- [STUDY QUESTIONS]:
1 - In the ARK breach-check post, how many breaches was the customer who emailed in?
2 - Update the ARK breach-check post from the words "For people who've" through "or move on.", changing "four" to "five".

- [TEXT BLOCK]:
The breach check story: why we integrated HIBP into ARK

A customer emailed us three weeks after launch. She'd been in the Ticketmaster breach. She knew it happened. She didn't know if her email was still floating around on dark forums or if her phone had been flagged in any way. She asked: 'Can ARK tell me if I'm actually exposed right now?' We couldn't. That became our roadmap item.

The moment we realised breach data was fragmented

Before ARK, checking if your email had been compromised meant visiting Have I Been Pwned manually. And that was it. You'd get yes or no. But what you really wanted to know was deeper: is my compromised email affecting my phone right now? Am I in multiple breaches? What's the risk profile across all my accounts?

We spent a month researching breach notification services. Most were either enterprise-only, too expensive, or sitting behind paywalls. Troy Hunt's HIBP was the exception. It's free, it's comprehensive, and it takes the breaches seriously. We reached out, got permission to integrate their API, and started building.

How the check actually works (and what you won't see)

When you enable the breach check in the Shield tier, ARK connects to HIBP. It sends your email address, but here's what matters: the lookup happens through their k-anonymity protocol. That means HIBP never sees your full email hash. Your phone queries HIBP for partial hashes, gets back a list of candidates, and matches locally. No full identifier leaves your device unnecessarily.

If you're in a known breach, ARK tells you which one, when it happened, and what data was exposed (email, passwords, names, phone numbers, payment cards, whatever the breach included). But ARK doesn't store the full breach report in the cloud. That lives on your device, encrypted in iOS SecureStore or Android EncryptedSharedPreferences. We treat your breach history the same way we treat your security score: as yours, not ours to analyse.

The data privacy tension we had to solve

Building this feature forced us to answer a hard question: if we're checking breaches, do we also store email addresses in the cloud to improve detection speed or historical tracking?

We said no. Even though it would have made our backend simpler and faster. Email addresses are PII. The moment we start storing them (even encrypted), we become a target. We'd need insurance, compliance audits, and a much heavier infrastructure. More importantly, it felt wrong. Users come to ARK because they're tired of apps hoovering their data.

So we built it properly: email is encrypted locally. Breach checks are on-demand. Historical breach data is versioned on your device, not synced to our servers. If you uninstall ARK, your breach history vanishes with it. That's the privacy-first choice, even if it costs us some convenience.

What happens after you're flagged

The breach check isn't just a notification. It's the start of a remediation chain. When ARK detects you're in a breach, it shows you the one-tap options relevant to that specific exposure. If the breach included passwords, we flag it. If payment cards were compromised, that's highlighted. Then there's a deep-link to change your password directly in the affected service (where possible) or to the platform's security page.

For people who've been in multiple breaches (which is more common than you'd think), ARK bundles them. You see the full picture. Then you can prioritise. The customer who emailed us was in four breaches. She didn't need a link for each one. She needed to see them all at once and decide whether to contact companies directly or move on.

Why HIBP and not a proprietary database

We could have built our own breach database. Scrape forums, aggregate leaks, maintain our own index. Venture capital would have loved that story. But we'd be a year behind HIBP, less accurate, and responsible for keeping it updated forever. That's not what we do.

Troy Hunt's work on HIBP is forensic and careful. He verifies breaches before they go live. He's transparent about sources. Using HIBP meant we could focus on the phone side of the problem: how do we make breach awareness useful and actionable on a device that most people carry without thinking about security at all?

It also meant we could be honest. If there's a gap in breach data, that's a limitation of the data source, not ARK. We don't have to pretend to have answers we don't have.

If you've been in a breach, you already know the powerlessness of that first notification. The question isn't 'Were you hacked?' anymore. It's 'What does that breach actually mean for my phone and my data right now?' That's what ARK's breach check tries to answer. Have you ever wondered how many of your accounts are actually in public breach databases?

- [EXERCISE DATA]:

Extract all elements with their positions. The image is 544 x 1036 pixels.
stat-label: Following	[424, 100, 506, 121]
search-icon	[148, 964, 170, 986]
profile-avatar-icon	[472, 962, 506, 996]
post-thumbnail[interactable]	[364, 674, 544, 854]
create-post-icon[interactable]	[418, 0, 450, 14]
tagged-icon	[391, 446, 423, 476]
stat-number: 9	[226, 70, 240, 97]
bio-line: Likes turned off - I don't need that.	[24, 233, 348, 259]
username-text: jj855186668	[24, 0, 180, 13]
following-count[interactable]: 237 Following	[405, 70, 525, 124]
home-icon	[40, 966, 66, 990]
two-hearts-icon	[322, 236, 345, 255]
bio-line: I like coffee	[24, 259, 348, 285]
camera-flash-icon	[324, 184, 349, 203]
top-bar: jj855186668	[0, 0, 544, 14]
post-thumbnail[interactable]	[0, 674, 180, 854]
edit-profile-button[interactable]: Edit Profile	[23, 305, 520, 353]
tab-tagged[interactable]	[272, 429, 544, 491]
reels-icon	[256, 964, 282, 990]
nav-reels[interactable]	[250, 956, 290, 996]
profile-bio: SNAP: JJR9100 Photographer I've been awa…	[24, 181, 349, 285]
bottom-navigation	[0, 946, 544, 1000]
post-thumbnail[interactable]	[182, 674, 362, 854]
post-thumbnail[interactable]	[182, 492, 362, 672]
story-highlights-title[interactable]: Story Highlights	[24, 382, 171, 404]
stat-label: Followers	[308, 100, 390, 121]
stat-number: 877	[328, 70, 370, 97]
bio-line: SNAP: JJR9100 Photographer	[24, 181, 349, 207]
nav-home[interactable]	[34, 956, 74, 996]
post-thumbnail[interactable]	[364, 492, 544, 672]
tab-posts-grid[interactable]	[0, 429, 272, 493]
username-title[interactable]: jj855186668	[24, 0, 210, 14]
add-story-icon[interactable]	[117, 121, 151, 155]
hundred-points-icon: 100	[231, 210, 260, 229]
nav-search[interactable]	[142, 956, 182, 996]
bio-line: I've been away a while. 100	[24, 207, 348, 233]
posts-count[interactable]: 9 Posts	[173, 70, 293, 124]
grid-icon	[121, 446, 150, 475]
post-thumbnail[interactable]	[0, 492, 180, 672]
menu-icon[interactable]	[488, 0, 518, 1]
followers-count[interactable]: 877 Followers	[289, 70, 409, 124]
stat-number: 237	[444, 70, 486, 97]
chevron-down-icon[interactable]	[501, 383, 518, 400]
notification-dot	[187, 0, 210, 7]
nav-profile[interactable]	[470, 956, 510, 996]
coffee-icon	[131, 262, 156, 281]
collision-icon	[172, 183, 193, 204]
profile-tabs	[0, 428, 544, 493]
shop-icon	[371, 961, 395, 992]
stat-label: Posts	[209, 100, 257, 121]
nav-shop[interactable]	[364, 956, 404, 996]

- [SOLUTIONS PER TASK]:
1 - Four breaches.

2 -
For people who've been in multiple breaches (which is more common than you'd think), ARK bundles them. You see the full picture. Then you can prioritise. The customer who emailed us was in five breaches. She didn't need a link for each one. She needed to see them all at once and decide whether to contact companies directly or move on.